-------- Record set

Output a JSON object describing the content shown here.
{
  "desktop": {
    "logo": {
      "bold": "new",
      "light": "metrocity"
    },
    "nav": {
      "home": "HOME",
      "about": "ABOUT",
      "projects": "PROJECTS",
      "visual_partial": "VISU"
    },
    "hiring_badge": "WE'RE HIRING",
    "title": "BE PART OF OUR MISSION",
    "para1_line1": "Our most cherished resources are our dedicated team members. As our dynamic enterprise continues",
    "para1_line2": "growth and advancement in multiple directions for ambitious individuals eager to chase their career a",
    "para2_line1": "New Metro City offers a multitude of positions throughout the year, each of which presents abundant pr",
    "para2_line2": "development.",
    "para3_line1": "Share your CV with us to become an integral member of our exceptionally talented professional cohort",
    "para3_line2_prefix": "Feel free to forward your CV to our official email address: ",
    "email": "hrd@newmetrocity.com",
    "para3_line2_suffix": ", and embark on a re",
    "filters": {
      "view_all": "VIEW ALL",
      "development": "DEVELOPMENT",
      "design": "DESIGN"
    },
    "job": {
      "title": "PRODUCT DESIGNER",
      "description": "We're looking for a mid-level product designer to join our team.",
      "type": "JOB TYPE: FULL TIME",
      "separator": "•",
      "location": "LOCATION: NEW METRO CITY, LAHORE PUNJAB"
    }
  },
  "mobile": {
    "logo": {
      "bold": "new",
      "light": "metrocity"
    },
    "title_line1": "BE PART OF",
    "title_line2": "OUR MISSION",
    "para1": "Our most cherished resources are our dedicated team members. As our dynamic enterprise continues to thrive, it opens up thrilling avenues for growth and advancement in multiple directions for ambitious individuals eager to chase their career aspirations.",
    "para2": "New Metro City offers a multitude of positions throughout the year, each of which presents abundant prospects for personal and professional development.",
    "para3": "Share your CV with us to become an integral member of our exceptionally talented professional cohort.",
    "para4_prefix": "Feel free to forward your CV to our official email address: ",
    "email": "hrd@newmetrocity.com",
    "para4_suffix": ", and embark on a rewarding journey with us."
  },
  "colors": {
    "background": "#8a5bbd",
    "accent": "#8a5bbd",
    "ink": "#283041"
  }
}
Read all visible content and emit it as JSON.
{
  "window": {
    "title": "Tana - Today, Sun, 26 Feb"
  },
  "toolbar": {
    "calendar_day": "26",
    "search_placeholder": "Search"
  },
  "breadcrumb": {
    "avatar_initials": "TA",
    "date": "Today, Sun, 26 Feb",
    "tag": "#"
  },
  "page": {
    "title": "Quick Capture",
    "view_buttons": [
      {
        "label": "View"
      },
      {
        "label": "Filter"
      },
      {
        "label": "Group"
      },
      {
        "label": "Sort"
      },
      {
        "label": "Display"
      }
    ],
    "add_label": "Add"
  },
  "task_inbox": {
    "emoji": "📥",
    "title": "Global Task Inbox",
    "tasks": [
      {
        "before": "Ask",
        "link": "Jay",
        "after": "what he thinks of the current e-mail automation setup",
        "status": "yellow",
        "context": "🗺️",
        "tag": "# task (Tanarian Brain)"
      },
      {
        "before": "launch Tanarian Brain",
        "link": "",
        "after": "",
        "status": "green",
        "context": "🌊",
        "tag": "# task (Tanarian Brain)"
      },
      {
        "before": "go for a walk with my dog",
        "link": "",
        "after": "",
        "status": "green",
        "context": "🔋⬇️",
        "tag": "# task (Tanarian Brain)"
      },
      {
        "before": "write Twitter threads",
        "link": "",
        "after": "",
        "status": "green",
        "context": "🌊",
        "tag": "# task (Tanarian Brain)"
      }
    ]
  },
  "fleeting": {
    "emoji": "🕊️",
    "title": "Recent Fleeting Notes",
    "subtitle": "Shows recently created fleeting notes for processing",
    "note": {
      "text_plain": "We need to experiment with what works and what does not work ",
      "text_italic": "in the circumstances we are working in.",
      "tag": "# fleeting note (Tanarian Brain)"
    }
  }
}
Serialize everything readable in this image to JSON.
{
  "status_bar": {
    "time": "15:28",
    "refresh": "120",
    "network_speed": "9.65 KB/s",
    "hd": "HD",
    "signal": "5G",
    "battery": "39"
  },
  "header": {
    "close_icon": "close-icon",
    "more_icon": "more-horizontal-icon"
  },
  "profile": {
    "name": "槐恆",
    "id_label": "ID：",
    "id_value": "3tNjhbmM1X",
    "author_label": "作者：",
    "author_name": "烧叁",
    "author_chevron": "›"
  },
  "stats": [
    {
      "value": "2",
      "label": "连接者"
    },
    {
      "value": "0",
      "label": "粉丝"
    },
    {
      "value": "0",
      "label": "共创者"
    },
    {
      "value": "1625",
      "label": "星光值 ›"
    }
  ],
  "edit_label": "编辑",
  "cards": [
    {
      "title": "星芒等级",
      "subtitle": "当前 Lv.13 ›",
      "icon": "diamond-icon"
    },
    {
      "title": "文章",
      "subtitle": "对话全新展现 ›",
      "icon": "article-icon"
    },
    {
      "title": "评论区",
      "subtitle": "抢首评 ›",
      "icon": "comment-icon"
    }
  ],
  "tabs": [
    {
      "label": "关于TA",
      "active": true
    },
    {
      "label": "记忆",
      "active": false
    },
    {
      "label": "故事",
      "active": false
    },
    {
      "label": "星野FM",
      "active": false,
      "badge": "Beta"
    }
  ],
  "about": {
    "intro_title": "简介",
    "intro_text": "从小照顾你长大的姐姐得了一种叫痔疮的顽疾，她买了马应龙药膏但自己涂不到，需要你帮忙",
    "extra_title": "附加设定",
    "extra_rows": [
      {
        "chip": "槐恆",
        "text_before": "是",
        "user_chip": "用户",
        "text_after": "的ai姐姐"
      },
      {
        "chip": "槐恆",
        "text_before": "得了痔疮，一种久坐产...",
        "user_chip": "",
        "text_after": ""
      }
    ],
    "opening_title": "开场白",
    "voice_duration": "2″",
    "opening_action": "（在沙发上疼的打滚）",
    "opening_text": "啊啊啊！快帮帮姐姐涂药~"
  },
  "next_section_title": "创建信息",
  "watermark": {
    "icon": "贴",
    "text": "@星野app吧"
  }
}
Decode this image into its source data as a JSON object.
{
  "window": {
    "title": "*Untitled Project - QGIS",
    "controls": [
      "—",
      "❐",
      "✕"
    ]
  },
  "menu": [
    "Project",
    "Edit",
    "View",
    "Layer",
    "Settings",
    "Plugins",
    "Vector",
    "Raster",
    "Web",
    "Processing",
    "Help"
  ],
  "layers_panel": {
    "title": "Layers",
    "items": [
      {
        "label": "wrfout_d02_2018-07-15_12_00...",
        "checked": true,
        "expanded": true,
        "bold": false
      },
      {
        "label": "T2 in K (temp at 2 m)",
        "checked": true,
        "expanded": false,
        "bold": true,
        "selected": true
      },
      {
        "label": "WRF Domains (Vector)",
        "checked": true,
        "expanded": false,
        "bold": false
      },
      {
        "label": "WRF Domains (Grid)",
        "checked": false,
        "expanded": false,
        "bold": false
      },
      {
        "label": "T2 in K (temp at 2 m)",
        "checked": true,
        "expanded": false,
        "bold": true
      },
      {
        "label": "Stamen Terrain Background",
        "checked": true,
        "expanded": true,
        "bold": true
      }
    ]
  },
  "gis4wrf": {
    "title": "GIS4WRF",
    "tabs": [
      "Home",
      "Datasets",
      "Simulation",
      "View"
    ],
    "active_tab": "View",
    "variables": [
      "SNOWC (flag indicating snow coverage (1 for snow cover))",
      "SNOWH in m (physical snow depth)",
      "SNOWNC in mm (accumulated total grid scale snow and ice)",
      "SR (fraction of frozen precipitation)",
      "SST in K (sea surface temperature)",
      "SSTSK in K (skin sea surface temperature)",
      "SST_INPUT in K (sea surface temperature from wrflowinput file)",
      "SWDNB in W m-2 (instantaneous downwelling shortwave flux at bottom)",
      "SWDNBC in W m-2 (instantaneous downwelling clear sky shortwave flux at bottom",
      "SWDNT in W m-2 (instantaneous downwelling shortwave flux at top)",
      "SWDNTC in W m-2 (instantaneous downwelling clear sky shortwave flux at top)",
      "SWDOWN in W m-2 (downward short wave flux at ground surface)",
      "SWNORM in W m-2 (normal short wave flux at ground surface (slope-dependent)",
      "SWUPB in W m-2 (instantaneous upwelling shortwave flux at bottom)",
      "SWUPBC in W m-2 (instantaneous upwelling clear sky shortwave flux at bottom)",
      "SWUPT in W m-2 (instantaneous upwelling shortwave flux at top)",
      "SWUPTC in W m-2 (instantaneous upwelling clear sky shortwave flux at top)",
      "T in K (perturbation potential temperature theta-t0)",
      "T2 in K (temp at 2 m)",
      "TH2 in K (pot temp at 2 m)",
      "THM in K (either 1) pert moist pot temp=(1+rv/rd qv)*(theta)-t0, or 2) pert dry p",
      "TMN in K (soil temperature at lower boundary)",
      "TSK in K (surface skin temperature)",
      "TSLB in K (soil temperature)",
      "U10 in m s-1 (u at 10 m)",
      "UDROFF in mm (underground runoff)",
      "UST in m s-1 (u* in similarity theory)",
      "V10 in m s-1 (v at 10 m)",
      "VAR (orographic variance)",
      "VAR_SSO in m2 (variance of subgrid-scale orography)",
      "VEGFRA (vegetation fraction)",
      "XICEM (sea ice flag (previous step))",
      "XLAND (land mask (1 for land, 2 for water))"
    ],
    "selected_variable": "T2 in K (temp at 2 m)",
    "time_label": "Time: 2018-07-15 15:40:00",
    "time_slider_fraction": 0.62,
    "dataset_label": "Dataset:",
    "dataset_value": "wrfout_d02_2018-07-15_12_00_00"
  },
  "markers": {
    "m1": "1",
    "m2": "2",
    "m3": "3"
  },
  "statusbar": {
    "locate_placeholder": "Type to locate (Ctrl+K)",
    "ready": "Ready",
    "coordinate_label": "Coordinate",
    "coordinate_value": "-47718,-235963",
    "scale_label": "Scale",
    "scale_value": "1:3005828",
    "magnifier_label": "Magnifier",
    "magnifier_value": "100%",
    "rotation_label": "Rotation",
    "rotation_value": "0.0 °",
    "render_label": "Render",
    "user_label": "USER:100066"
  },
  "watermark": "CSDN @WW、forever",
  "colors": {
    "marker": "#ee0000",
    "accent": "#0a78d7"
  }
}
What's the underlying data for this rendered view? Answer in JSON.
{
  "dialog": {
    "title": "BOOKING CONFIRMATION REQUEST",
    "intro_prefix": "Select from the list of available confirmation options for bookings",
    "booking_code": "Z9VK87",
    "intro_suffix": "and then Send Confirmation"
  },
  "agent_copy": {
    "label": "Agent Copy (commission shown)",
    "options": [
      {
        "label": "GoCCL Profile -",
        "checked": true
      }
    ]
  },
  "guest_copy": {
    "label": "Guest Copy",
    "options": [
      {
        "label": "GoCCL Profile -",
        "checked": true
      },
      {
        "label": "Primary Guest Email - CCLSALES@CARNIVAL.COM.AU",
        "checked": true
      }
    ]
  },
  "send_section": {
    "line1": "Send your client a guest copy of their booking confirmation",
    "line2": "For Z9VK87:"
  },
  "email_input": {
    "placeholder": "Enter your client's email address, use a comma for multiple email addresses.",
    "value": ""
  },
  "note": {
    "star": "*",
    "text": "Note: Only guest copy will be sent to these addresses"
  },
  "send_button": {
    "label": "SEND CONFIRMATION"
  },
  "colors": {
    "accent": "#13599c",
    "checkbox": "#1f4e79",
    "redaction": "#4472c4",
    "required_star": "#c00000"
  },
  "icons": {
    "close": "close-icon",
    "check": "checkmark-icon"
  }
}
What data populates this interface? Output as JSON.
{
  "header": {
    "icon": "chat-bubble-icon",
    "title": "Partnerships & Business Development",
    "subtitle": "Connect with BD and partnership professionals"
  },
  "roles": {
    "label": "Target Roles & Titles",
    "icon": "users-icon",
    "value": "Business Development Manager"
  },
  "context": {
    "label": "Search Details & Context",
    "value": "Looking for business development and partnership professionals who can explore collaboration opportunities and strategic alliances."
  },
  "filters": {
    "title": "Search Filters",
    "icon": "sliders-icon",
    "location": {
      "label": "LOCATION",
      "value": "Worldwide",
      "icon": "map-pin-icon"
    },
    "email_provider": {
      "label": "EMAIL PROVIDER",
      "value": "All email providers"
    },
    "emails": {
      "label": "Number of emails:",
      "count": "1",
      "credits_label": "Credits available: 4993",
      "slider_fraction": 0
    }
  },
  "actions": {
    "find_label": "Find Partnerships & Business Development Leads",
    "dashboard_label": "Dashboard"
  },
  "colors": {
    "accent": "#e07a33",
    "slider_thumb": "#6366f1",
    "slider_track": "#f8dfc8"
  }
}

----------------

→ Aim: Give every line of the material that includes the string "bottom".

→ The answer:
      "SWDNB in W m-2 (instantaneous downwelling shortwave flux at bottom)",
      "SWDNBC in W m-2 (instantaneous downwelling clear sky shortwave flux at bottom",
      "SWUPB in W m-2 (instantaneous upwelling shortwave flux at bottom)",
      "SWUPBC in W m-2 (instantaneous upwelling clear sky shortwave flux at bottom)",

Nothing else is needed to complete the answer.